The entries below are to be transcribed in full, without their images.

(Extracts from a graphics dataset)
□ □ □ □
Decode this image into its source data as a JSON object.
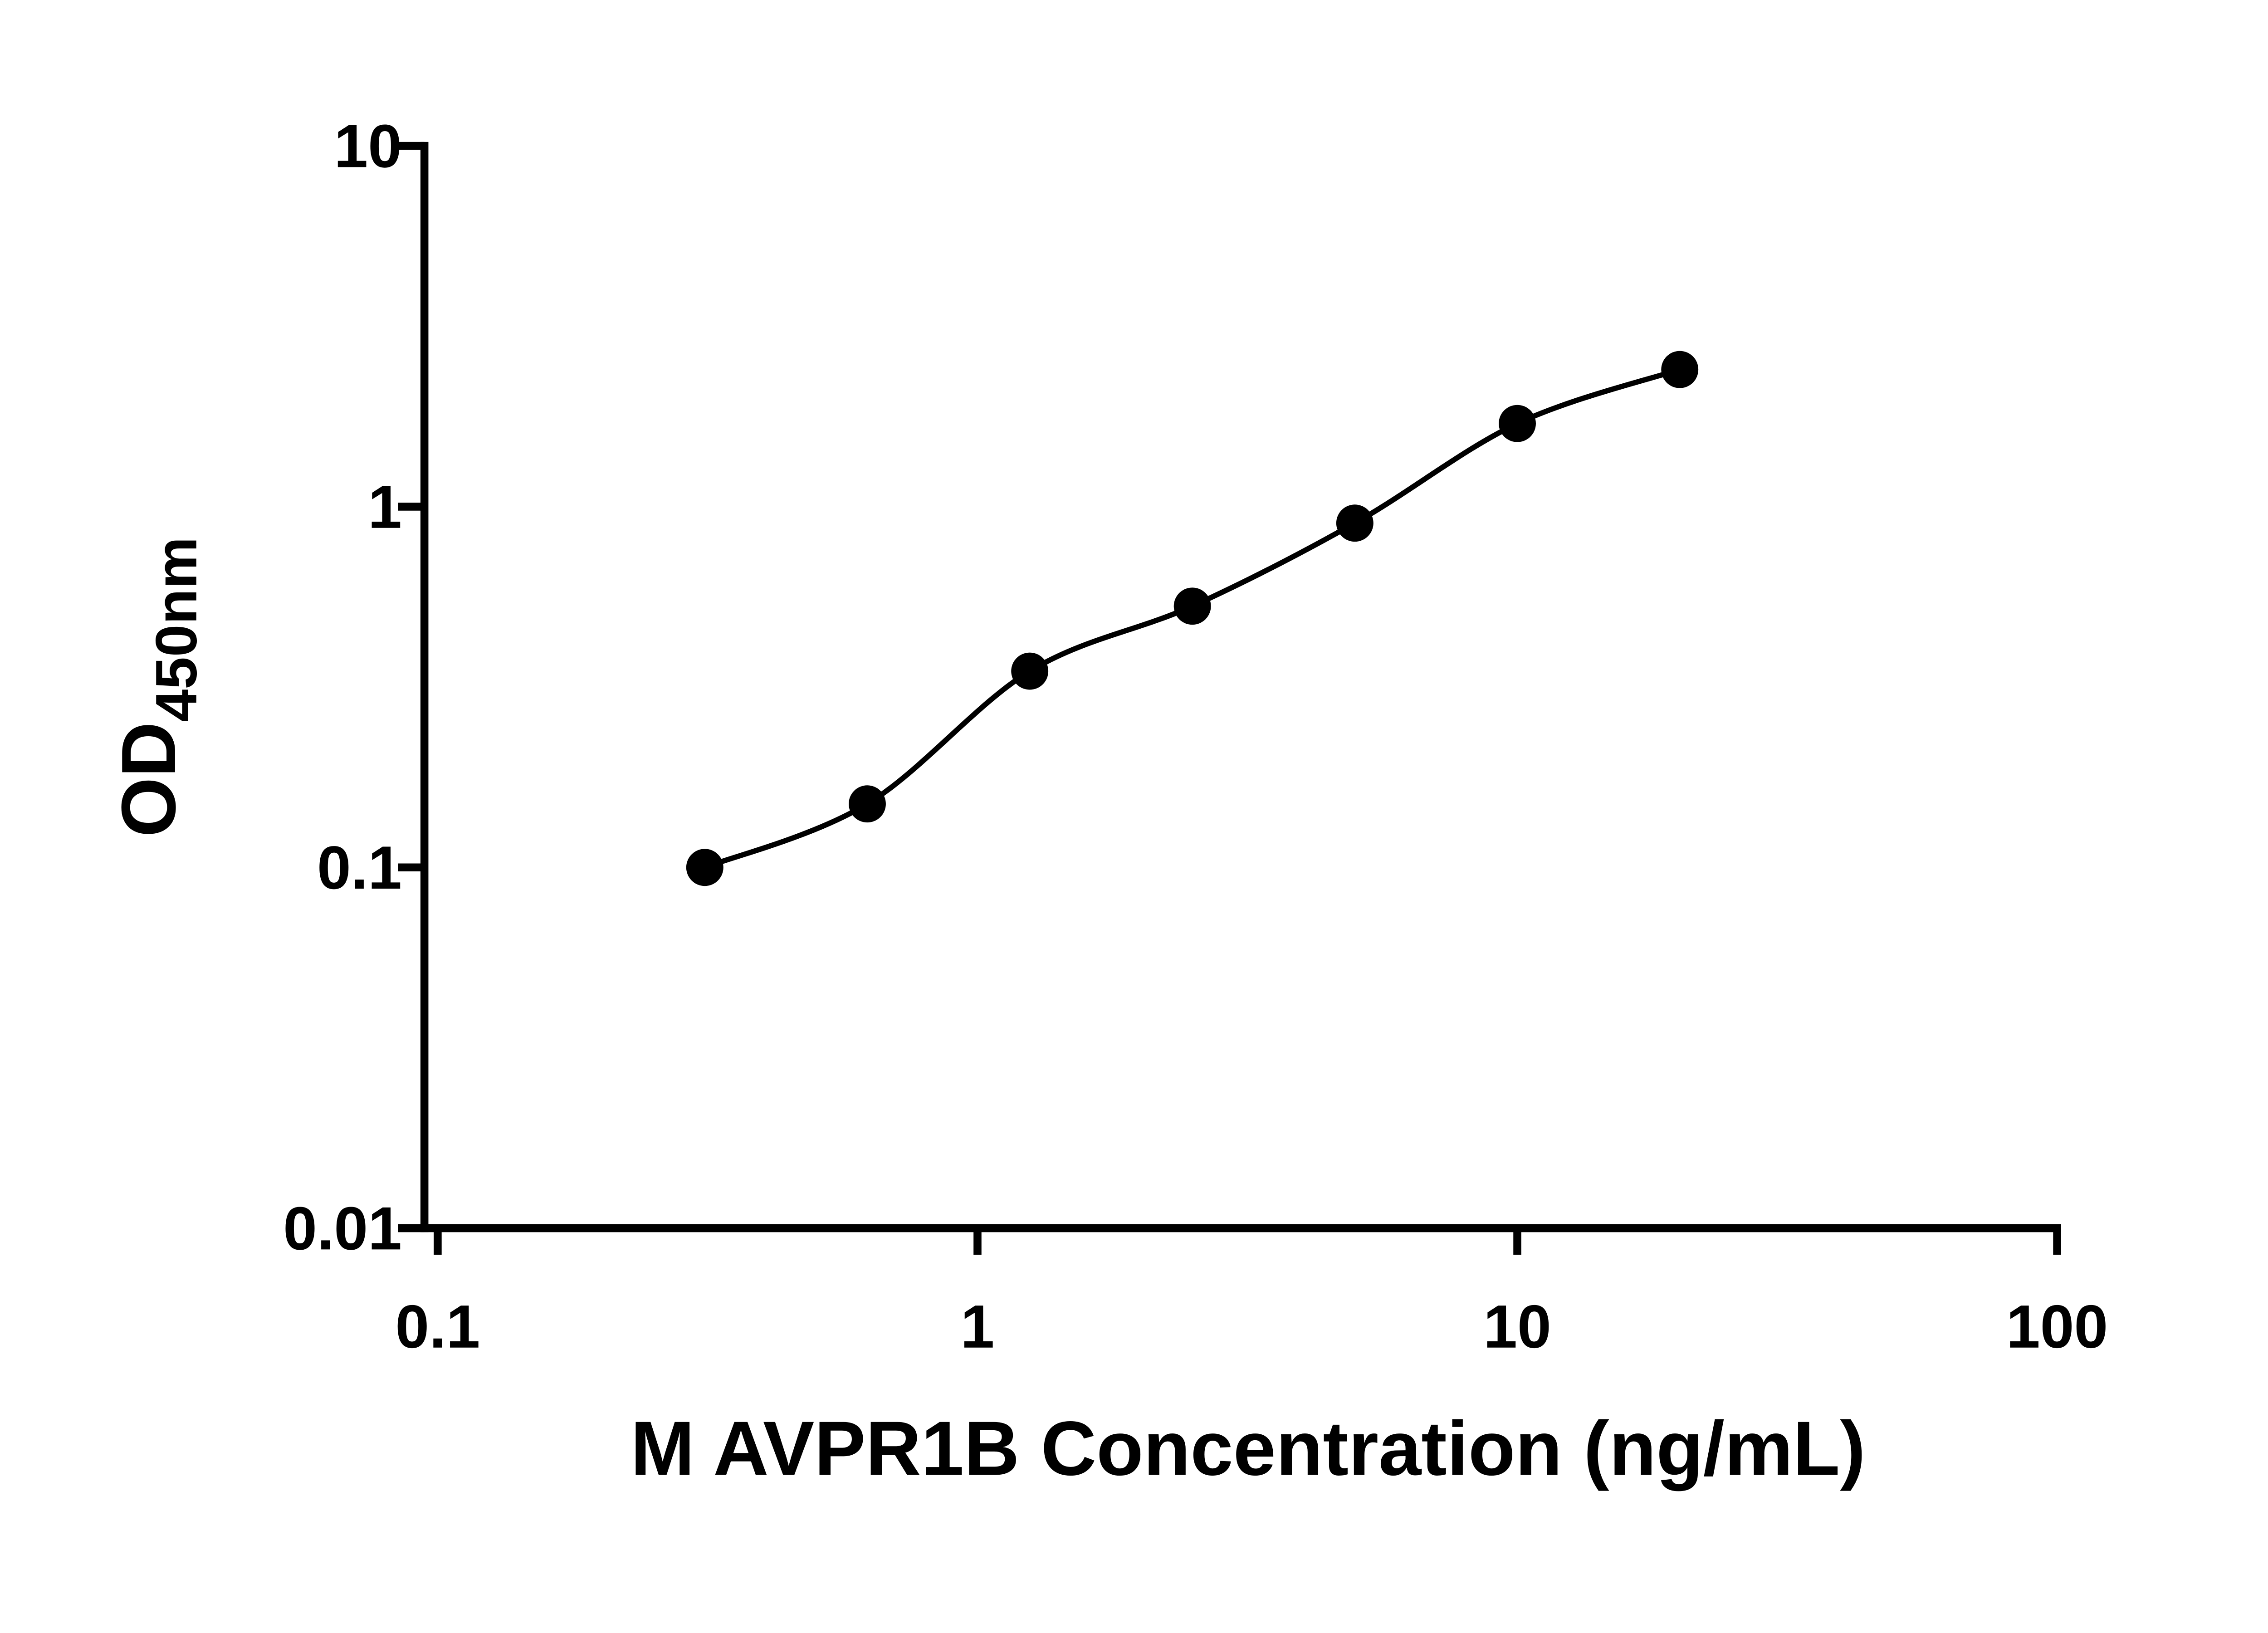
{
  "chart_data": {
    "type": "scatter",
    "title": "",
    "xlabel": "M AVPR1B Concentration (ng/mL)",
    "ylabel_main": "OD",
    "ylabel_sub": "450nm",
    "x_scale": "log",
    "y_scale": "log",
    "xlim": [
      0.1,
      100
    ],
    "ylim": [
      0.01,
      10
    ],
    "x_ticks": [
      0.1,
      1,
      10,
      100
    ],
    "x_tick_labels": [
      "0.1",
      "1",
      "10",
      "100"
    ],
    "y_ticks": [
      0.01,
      0.1,
      1,
      10
    ],
    "y_tick_labels": [
      "0.01",
      "0.1",
      "1",
      "10"
    ],
    "grid": false,
    "legend": "none",
    "background": "#ffffff",
    "axis_color": "#000000",
    "series": [
      {
        "x": [
          0.3125,
          0.625,
          1.25,
          2.5,
          5,
          10,
          20
        ],
        "y": [
          0.1,
          0.15,
          0.35,
          0.53,
          0.9,
          1.7,
          2.4
        ],
        "marker": "circle",
        "marker_color": "#000000",
        "line": "smooth",
        "line_color": "#000000"
      }
    ]
  }
}
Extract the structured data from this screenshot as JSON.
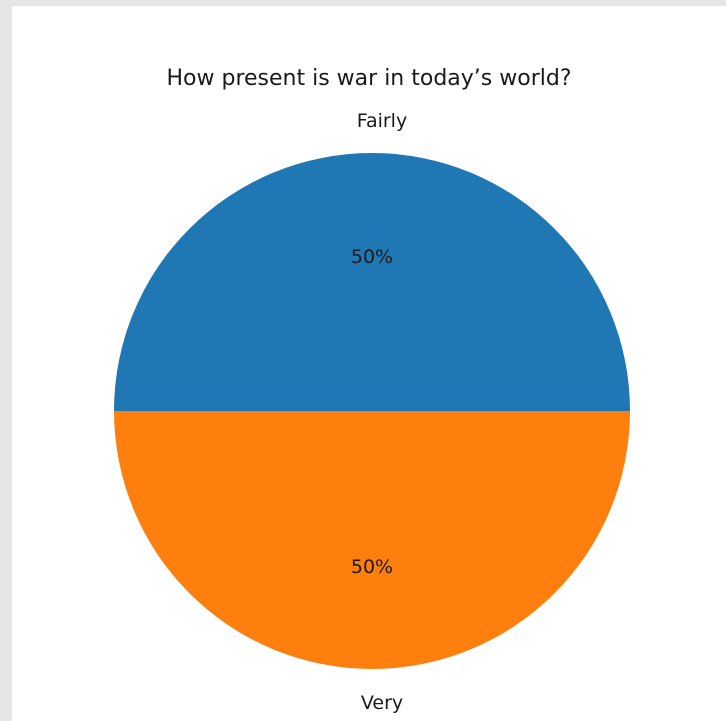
{
  "chart_data": {
    "type": "pie",
    "title": "How present is war in today’s world?",
    "labels": [
      "Fairly",
      "Very"
    ],
    "values": [
      50,
      50
    ],
    "percent_labels": [
      "50%",
      "50%"
    ],
    "colors": [
      "#1f77b4",
      "#ff7f0e"
    ],
    "start_angle_deg": 0,
    "direction": "counterclockwise"
  }
}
□ □ □ □
Full solution:
Decode this image into its source data as a JSON object.
{
  "chart_data": {
    "type": "scatter",
    "title": "",
    "xlabel": "M AVPR1B Concentration (ng/mL)",
    "ylabel_main": "OD",
    "ylabel_sub": "450nm",
    "x_scale": "log",
    "y_scale": "log",
    "xlim": [
      0.1,
      100
    ],
    "ylim": [
      0.01,
      10
    ],
    "x_ticks": [
      0.1,
      1,
      10,
      100
    ],
    "x_tick_labels": [
      "0.1",
      "1",
      "10",
      "100"
    ],
    "y_ticks": [
      0.01,
      0.1,
      1,
      10
    ],
    "y_tick_labels": [
      "0.01",
      "0.1",
      "1",
      "10"
    ],
    "grid": false,
    "legend": "none",
    "background": "#ffffff",
    "axis_color": "#000000",
    "series": [
      {
        "x": [
          0.3125,
          0.625,
          1.25,
          2.5,
          5,
          10,
          20
        ],
        "y": [
          0.1,
          0.15,
          0.35,
          0.53,
          0.9,
          1.7,
          2.4
        ],
        "marker": "circle",
        "marker_color": "#000000",
        "line": "smooth",
        "line_color": "#000000"
      }
    ]
  }
}
Extract the structured data from this screenshot as JSON.
{
  "chart_data": {
    "type": "pie",
    "title": "How present is war in today’s world?",
    "labels": [
      "Fairly",
      "Very"
    ],
    "values": [
      50,
      50
    ],
    "percent_labels": [
      "50%",
      "50%"
    ],
    "colors": [
      "#1f77b4",
      "#ff7f0e"
    ],
    "start_angle_deg": 0,
    "direction": "counterclockwise"
  }
}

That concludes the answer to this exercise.